* [GOAL] Turn each line of all the items below into a Markdown table with the columns Row and Line, numbering the rows and skipping any blank lines. Leave the pictures out of your answer.

* [INPUT]
==================================================

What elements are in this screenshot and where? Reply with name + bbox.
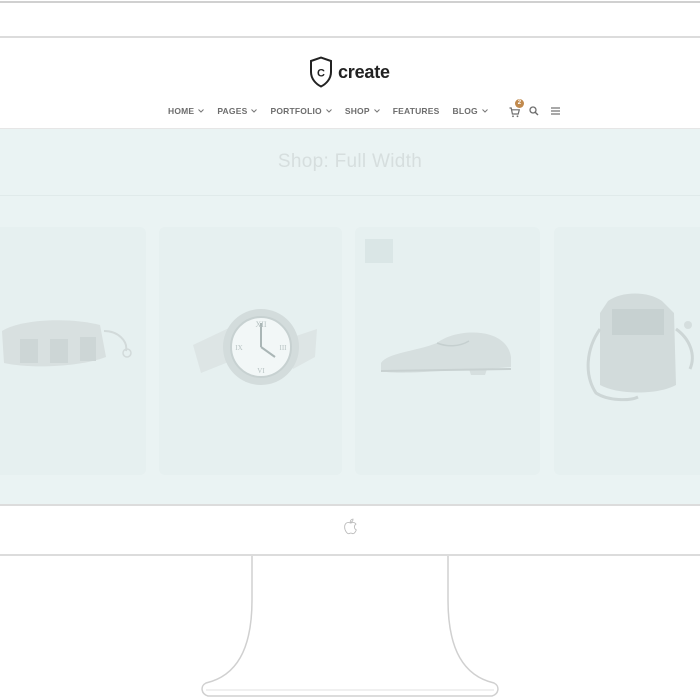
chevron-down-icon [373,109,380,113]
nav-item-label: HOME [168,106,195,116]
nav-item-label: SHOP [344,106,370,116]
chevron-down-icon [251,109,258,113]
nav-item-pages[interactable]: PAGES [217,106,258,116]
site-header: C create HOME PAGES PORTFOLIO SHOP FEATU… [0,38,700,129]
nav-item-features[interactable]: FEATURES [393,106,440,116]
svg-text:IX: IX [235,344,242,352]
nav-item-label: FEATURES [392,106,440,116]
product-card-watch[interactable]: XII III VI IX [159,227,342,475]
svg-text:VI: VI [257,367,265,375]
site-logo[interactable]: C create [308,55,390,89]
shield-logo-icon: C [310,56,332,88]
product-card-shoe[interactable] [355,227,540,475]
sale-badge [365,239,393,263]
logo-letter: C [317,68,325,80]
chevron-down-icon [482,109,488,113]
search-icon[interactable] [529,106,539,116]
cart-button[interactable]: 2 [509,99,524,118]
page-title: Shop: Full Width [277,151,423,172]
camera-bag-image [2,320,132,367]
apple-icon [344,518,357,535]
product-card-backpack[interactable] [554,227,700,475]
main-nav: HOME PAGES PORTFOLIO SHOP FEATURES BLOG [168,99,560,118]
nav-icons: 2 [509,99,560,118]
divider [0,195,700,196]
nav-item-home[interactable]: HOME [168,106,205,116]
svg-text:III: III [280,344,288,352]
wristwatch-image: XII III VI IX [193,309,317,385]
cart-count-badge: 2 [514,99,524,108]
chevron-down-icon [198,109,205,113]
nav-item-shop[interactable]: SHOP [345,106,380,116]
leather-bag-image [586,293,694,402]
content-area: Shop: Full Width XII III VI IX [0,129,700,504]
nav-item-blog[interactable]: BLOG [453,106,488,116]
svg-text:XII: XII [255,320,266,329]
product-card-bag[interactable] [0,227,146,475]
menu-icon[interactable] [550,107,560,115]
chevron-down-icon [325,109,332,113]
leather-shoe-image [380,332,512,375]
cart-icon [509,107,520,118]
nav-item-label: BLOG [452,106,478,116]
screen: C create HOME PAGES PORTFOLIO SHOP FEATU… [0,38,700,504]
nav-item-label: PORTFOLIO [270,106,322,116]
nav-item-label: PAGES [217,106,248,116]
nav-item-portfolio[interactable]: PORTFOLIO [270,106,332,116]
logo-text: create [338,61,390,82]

==================================================

* [SOLUTION FOR THIS PROBLEM]
| Row | Line |
|---|---|
| 1 | What elements are in this screenshot and where? Reply with name + bbox. |
| 2 | chevron-down-icon [373,109,380,113] |
| 3 | nav-item-label: HOME [168,106,195,116] |
| 4 | nav-item-label: SHOP [344,106,370,116] |
| 5 | chevron-down-icon [251,109,258,113] |
| 6 | nav-item-pages[interactable]: PAGES [217,106,258,116] |
| 7 | site-header: C create HOME PAGES PORTFOLIO SHOP FEATU… [0,38,700,129] |
| 8 | nav-item-features[interactable]: FEATURES [393,106,440,116] |
| 9 | svg-text:IX: IX [235,344,242,352] |
| 10 | nav-item-label: FEATURES [392,106,440,116] |
| 11 | product-card-watch[interactable]: XII III VI IX [159,227,342,475] |
| 12 | svg-text:VI: VI [257,367,265,375] |
| 13 | site-logo[interactable]: C create [308,55,390,89] |
| 14 | shield-logo-icon: C [310,56,332,88] |
| 15 | product-card-shoe[interactable] [355,227,540,475] |
| 16 | sale-badge [365,239,393,263] |
| 17 | logo-letter: C [317,68,325,80] |
| 18 | chevron-down-icon [482,109,488,113] |
| 19 | search-icon[interactable] [529,106,539,116] |
| 20 | cart-button[interactable]: 2 [509,99,524,118] |
| 21 | page-title: Shop: Full Width [277,151,423,172] |
| 22 | camera-bag-image [2,320,132,367] |
| 23 | apple-icon [344,518,357,535] |
| 24 | product-card-backpack[interactable] [554,227,700,475] |
| 25 | main-nav: HOME PAGES PORTFOLIO SHOP FEATURES BLOG [168,99,560,118] |
| 26 | nav-icons: 2 [509,99,560,118] |
| 27 | divider [0,195,700,196] |
| 28 | nav-item-home[interactable]: HOME [168,106,205,116] |
| 29 | svg-text:III: III [280,344,288,352] |
| 30 | wristwatch-image: XII III VI IX [193,309,317,385] |
| 31 | cart-count-badge: 2 [514,99,524,108] |
| 32 | chevron-down-icon [198,109,205,113] |
| 33 | nav-item-shop[interactable]: SHOP [345,106,380,116] |
| 34 | leather-bag-image [586,293,694,402] |
| 35 | content-area: Shop: Full Width XII III VI IX [0,129,700,504] |
| 36 | nav-item-blog[interactable]: BLOG [453,106,488,116] |
| 37 | svg-text:XII: XII [255,320,266,329] |
| 38 | product-card-bag[interactable] [0,227,146,475] |
| 39 | menu-icon[interactable] [550,107,560,115] |
| 40 | chevron-down-icon [325,109,332,113] |
| 41 | leather-shoe-image [380,332,512,375] |
| 42 | cart-icon [509,107,520,118] |
| 43 | nav-item-label: BLOG [452,106,478,116] |
| 44 | screen: C create HOME PAGES PORTFOLIO SHOP FEATU… [0,38,700,504] |
| 45 | nav-item-label: PORTFOLIO [270,106,322,116] |
| 46 | nav-item-label: PAGES [217,106,248,116] |
| 47 | nav-item-portfolio[interactable]: PORTFOLIO [270,106,332,116] |
| 48 | logo-text: create [338,61,390,82] |